**EXERCISE DESCRIPTION**
State how many lines in the listing below include the word "ylabel". Give nothing but the number.

########################################

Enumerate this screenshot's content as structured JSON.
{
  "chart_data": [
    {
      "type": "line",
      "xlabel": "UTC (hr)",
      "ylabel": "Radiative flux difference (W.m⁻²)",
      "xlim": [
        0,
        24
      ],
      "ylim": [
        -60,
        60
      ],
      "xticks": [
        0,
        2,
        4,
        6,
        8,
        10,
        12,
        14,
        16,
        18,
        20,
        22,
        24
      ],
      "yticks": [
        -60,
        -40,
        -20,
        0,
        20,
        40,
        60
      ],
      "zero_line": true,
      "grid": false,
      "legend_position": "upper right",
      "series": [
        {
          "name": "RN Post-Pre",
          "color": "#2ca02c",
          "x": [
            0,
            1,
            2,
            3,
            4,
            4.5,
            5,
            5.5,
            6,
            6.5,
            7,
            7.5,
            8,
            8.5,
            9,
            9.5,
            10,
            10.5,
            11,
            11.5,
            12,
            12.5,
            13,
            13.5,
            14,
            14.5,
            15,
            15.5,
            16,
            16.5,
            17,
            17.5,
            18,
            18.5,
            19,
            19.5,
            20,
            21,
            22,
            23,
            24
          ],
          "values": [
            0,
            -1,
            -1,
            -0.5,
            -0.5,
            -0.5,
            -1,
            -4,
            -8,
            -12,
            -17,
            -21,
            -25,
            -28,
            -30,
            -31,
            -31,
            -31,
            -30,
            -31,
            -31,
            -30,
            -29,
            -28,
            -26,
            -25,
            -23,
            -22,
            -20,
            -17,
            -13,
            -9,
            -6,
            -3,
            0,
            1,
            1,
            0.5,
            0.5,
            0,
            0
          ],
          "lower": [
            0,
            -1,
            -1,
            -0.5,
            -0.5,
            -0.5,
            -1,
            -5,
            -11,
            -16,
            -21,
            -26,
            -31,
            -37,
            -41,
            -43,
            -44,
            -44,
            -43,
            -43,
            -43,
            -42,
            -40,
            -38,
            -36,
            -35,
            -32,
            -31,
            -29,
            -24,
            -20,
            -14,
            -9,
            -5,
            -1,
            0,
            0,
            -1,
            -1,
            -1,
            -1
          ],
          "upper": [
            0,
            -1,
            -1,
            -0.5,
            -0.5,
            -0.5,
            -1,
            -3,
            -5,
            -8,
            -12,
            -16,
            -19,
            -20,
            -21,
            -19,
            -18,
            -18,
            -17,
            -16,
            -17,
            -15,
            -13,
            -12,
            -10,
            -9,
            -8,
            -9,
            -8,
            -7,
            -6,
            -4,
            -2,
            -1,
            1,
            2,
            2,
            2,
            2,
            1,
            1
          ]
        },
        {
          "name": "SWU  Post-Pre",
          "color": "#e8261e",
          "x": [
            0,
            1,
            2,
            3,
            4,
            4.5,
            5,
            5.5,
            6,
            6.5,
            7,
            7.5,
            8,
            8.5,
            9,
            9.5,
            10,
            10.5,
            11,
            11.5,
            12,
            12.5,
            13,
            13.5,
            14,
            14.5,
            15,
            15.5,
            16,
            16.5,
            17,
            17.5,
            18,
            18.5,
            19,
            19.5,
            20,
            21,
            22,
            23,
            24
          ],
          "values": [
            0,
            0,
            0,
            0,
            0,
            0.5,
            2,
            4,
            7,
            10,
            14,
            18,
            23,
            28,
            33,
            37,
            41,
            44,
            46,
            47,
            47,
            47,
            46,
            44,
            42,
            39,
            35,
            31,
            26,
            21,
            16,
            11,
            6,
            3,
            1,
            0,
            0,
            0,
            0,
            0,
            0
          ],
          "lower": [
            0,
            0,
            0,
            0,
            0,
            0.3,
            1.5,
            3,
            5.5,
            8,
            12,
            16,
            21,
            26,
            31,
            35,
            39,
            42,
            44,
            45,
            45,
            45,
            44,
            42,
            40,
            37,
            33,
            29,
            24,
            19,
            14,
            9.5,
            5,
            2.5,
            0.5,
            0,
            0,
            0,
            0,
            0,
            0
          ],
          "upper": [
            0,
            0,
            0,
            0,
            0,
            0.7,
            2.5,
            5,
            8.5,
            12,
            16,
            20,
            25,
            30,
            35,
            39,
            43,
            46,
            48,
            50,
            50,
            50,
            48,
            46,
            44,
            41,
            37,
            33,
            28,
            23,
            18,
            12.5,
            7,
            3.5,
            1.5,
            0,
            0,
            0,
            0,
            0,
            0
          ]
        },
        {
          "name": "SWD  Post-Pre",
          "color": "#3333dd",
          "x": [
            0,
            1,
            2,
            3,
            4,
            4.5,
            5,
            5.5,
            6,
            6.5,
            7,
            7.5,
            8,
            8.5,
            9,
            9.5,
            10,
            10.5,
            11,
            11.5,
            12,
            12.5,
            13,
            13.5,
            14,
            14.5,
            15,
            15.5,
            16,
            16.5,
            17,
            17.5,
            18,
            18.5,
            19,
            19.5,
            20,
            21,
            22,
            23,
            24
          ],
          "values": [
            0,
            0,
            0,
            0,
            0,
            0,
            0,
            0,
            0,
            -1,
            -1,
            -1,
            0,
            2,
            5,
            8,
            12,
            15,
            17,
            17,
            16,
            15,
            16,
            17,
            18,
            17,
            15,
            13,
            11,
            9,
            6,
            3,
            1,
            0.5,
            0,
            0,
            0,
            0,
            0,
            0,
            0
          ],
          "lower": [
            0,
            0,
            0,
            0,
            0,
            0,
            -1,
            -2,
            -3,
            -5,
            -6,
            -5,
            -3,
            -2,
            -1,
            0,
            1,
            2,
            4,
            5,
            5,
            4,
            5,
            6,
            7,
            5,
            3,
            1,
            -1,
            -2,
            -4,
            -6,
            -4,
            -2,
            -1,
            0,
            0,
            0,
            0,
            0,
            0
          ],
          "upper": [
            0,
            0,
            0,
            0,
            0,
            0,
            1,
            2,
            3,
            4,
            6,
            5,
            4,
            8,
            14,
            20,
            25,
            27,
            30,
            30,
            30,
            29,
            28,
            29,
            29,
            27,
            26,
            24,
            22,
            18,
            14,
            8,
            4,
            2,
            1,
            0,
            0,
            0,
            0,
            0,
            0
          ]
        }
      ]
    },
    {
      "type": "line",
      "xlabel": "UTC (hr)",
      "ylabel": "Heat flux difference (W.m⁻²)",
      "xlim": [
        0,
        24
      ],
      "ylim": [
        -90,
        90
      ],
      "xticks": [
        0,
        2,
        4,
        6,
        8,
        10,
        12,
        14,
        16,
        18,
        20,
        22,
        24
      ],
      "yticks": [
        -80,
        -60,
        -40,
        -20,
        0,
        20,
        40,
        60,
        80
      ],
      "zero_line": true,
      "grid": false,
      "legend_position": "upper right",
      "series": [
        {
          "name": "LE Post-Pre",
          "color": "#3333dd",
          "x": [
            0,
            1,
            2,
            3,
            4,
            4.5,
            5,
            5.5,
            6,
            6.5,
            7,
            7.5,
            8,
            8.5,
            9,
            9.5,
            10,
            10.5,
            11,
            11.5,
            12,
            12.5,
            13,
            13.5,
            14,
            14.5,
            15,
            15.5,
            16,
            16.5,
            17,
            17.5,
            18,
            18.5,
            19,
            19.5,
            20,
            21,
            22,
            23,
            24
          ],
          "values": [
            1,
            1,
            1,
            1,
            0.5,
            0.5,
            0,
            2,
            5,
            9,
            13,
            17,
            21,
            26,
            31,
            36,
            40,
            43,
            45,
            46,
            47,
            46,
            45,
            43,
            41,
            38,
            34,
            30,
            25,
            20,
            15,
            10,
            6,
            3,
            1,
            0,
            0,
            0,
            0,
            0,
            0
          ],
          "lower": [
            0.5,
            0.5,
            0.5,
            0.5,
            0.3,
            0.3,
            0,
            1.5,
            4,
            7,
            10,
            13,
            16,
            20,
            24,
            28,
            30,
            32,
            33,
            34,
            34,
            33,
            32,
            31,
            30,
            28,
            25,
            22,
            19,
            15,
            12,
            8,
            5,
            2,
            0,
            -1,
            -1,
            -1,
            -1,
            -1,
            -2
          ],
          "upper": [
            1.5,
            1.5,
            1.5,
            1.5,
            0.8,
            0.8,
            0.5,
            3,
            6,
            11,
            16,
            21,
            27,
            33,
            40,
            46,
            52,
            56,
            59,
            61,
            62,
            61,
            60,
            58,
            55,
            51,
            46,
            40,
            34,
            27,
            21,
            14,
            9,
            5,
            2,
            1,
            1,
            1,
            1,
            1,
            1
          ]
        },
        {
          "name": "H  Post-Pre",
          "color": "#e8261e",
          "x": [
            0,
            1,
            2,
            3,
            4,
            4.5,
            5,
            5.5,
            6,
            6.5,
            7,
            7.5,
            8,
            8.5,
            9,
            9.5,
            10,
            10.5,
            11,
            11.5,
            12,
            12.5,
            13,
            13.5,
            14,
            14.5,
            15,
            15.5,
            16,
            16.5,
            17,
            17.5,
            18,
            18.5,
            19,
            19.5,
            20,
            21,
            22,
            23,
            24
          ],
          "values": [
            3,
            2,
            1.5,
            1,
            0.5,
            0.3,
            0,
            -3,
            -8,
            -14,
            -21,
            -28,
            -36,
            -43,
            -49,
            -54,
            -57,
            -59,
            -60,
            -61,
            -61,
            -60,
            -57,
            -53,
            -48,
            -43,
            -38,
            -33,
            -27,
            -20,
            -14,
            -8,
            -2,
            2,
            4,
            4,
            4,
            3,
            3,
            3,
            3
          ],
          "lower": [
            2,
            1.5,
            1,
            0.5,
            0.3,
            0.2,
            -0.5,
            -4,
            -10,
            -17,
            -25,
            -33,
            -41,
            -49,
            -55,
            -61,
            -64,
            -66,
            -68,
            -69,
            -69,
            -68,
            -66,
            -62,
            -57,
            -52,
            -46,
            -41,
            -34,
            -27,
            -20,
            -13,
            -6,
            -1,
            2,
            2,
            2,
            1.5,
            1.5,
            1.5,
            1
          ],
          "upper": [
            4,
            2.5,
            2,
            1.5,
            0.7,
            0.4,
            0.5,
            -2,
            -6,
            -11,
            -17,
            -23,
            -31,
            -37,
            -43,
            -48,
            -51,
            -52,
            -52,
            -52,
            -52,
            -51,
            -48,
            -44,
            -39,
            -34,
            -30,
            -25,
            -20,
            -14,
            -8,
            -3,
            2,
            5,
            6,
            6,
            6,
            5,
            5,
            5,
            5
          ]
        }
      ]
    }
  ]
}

########################################

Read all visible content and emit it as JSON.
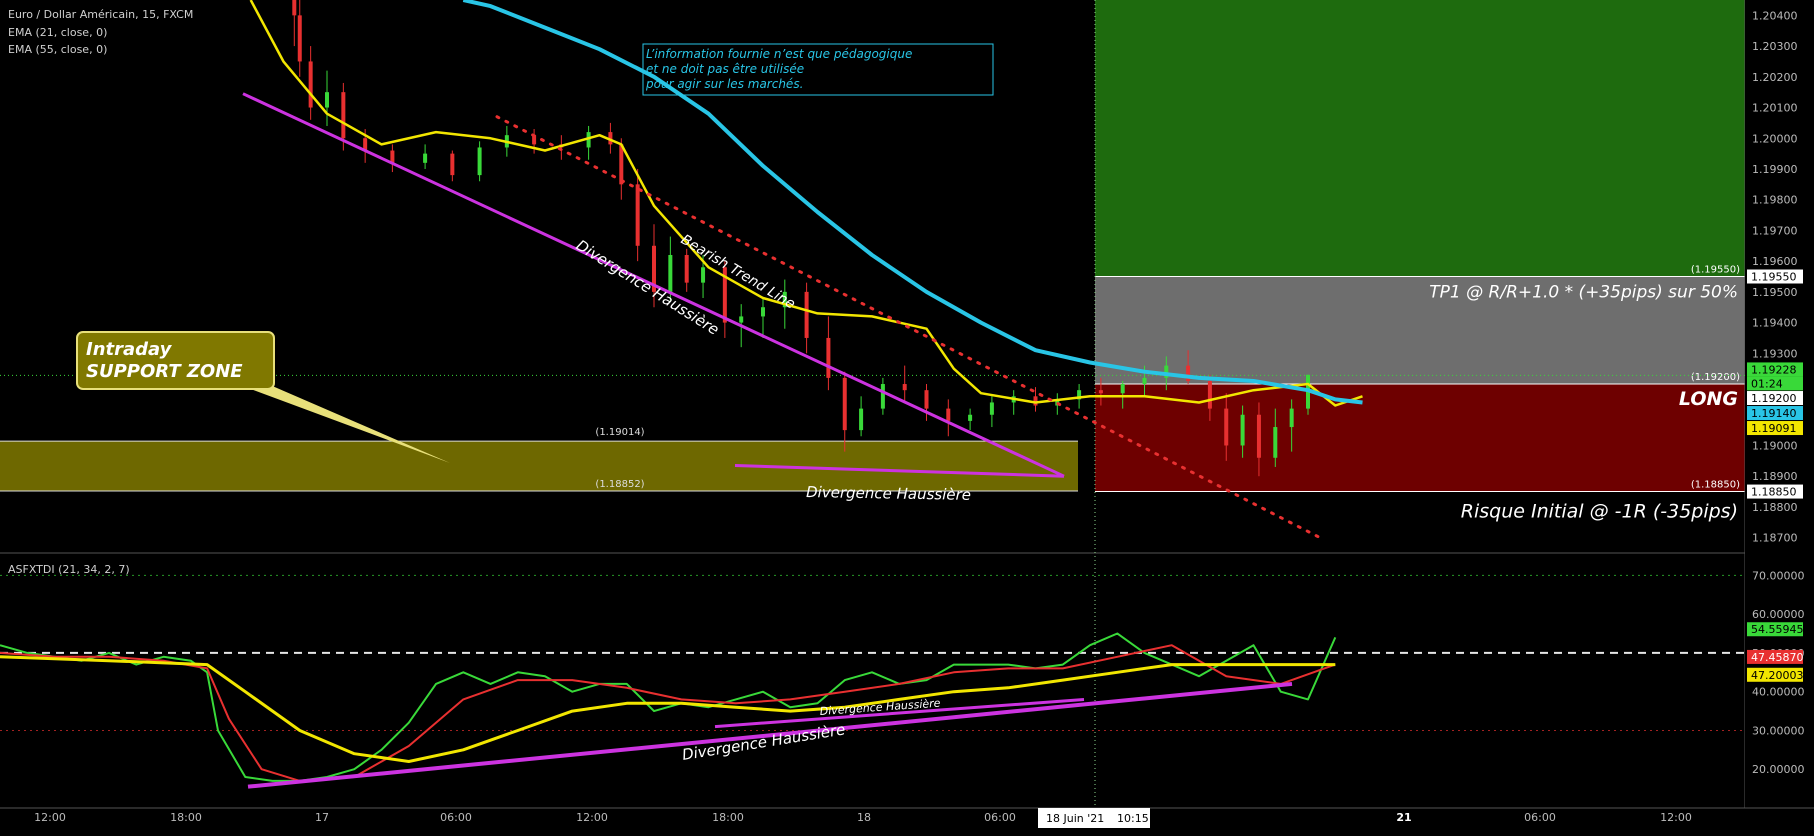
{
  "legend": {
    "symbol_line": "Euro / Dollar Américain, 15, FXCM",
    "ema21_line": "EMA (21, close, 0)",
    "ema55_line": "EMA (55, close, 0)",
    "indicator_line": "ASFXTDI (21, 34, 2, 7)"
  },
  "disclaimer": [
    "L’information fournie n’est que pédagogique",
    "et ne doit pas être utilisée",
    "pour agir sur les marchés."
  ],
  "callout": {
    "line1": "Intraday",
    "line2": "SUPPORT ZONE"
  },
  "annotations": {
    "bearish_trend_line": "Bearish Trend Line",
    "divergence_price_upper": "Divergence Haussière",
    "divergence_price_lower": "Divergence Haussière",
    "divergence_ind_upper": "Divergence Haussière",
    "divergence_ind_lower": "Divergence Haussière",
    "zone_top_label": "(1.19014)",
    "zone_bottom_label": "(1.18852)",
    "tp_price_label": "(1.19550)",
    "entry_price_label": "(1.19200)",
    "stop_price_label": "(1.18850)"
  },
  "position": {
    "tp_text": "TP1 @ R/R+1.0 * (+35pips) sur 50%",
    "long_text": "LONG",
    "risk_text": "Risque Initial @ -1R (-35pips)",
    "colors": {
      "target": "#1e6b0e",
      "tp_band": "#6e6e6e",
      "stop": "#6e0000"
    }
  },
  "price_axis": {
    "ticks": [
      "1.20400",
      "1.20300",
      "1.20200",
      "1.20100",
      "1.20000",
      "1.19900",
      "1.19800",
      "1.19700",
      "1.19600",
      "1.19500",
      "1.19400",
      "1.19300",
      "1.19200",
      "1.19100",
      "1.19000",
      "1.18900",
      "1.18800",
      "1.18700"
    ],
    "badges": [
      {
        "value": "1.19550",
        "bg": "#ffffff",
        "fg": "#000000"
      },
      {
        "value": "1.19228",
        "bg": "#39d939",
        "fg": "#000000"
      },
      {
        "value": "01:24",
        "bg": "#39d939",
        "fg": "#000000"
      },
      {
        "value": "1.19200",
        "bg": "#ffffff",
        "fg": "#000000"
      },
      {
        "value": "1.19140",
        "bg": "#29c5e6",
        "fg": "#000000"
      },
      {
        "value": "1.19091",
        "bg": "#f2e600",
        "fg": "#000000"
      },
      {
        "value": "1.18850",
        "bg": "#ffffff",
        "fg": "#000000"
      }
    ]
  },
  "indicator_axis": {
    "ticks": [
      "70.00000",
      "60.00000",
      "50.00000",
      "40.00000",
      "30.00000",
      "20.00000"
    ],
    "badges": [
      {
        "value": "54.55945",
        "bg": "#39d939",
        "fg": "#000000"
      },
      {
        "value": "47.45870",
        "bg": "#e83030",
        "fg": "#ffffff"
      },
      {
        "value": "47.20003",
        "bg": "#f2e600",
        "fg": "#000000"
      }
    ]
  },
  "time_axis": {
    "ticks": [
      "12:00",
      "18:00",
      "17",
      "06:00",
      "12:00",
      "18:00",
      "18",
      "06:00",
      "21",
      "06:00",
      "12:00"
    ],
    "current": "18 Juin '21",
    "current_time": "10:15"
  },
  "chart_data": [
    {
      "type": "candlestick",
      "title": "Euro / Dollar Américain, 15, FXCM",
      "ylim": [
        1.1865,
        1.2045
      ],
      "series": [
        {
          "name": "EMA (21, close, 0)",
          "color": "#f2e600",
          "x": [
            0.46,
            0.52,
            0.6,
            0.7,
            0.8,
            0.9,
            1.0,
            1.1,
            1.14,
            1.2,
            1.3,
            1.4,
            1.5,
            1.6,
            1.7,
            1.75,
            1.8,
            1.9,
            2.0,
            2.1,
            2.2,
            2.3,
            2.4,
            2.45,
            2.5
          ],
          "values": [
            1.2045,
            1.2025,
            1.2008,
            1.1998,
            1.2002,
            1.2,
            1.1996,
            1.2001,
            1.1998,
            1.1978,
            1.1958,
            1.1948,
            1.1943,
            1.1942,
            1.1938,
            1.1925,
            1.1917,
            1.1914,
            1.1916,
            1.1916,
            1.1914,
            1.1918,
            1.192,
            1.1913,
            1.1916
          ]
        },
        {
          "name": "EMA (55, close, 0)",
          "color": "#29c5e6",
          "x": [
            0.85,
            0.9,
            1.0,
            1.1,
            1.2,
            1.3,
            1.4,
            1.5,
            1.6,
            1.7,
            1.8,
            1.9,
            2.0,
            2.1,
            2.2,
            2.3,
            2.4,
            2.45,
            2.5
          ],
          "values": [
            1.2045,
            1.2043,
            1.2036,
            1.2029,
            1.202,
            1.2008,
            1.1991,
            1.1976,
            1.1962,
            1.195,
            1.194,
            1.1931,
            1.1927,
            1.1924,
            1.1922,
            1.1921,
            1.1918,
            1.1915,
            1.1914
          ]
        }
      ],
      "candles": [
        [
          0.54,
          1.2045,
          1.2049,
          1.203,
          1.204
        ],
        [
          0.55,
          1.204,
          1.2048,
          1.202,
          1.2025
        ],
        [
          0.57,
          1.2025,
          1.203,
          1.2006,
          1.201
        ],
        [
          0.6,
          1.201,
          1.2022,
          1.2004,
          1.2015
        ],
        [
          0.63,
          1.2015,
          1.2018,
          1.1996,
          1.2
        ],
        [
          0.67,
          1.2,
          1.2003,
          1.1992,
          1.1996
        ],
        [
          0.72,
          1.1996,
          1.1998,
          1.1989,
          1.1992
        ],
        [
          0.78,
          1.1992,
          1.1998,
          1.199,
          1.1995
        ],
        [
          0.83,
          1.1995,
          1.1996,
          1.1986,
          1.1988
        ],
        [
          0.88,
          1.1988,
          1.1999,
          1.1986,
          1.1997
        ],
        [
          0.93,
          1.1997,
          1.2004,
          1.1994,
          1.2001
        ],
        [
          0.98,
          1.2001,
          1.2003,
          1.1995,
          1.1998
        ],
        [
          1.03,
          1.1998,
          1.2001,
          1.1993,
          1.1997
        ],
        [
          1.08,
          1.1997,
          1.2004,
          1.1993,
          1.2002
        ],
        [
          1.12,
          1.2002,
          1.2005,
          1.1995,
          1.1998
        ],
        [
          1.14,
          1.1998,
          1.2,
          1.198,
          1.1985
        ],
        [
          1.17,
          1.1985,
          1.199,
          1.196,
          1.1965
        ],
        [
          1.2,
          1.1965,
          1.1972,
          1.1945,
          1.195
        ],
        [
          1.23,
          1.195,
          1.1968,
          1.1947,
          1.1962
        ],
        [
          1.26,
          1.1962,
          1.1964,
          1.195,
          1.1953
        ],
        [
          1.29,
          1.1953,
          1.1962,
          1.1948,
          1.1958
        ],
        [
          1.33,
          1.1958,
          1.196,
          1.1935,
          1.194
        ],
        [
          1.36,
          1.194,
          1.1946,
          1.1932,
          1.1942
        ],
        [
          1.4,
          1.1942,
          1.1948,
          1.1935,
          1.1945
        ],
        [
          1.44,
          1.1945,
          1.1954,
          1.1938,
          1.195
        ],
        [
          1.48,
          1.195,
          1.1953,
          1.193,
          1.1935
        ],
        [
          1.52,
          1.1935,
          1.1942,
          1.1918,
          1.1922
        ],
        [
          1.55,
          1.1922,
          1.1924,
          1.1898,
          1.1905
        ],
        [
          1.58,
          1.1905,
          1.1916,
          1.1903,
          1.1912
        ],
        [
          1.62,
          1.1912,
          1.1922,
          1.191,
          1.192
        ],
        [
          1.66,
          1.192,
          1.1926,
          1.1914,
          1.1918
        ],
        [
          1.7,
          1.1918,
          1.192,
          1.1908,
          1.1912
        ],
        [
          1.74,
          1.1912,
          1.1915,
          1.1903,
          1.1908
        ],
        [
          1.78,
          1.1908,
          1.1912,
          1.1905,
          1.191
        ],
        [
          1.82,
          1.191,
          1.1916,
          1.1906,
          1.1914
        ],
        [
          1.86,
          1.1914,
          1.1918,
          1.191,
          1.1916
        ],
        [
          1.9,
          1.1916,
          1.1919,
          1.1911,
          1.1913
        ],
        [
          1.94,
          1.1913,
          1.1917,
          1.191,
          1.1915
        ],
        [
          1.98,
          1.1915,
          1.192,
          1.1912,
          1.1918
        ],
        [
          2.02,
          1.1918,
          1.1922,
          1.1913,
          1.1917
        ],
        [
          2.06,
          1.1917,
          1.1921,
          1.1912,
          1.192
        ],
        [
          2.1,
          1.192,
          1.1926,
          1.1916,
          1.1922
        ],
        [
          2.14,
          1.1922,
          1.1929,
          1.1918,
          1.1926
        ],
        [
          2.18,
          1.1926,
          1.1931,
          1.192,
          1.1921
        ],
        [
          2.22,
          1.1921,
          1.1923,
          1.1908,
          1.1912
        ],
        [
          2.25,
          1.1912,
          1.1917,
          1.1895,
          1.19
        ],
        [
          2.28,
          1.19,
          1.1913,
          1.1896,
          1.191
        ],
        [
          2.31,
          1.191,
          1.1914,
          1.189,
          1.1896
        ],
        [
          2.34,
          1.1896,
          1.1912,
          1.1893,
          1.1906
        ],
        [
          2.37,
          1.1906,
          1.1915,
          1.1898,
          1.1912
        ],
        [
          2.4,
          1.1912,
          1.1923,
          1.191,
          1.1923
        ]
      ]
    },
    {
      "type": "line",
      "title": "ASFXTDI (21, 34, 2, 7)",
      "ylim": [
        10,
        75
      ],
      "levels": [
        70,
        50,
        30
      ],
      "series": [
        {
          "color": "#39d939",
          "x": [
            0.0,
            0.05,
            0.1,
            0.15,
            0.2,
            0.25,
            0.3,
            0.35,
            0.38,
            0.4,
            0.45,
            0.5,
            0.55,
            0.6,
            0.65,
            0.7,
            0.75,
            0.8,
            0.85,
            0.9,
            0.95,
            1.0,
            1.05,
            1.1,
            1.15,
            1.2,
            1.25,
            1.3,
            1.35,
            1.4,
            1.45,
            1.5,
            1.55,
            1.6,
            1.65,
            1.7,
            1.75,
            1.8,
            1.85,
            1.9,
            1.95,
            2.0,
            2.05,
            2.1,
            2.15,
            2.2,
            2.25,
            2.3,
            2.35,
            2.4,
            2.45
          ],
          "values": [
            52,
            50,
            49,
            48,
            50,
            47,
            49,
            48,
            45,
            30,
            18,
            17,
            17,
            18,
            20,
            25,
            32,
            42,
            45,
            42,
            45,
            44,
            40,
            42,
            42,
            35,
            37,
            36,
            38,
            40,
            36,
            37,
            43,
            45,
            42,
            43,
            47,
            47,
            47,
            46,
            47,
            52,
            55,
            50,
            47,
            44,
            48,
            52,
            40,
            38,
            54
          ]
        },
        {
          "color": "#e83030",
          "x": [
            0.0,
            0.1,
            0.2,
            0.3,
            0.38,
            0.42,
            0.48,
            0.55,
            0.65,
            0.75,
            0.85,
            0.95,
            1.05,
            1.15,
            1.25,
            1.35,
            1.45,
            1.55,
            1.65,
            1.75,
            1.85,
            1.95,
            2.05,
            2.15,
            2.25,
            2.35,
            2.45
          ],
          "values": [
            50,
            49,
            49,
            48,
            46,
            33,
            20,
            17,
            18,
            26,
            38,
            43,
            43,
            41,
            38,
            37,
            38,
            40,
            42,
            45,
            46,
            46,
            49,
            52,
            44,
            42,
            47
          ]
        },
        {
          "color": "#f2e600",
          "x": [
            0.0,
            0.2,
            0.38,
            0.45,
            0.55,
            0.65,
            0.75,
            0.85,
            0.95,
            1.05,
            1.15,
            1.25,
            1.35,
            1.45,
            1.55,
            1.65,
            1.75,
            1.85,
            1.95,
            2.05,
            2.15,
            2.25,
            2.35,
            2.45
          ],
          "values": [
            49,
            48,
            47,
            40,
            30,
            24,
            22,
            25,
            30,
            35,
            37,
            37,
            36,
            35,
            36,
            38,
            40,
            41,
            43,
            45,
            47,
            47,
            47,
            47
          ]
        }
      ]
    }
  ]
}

########################################

**EXERCISE RESULT**
2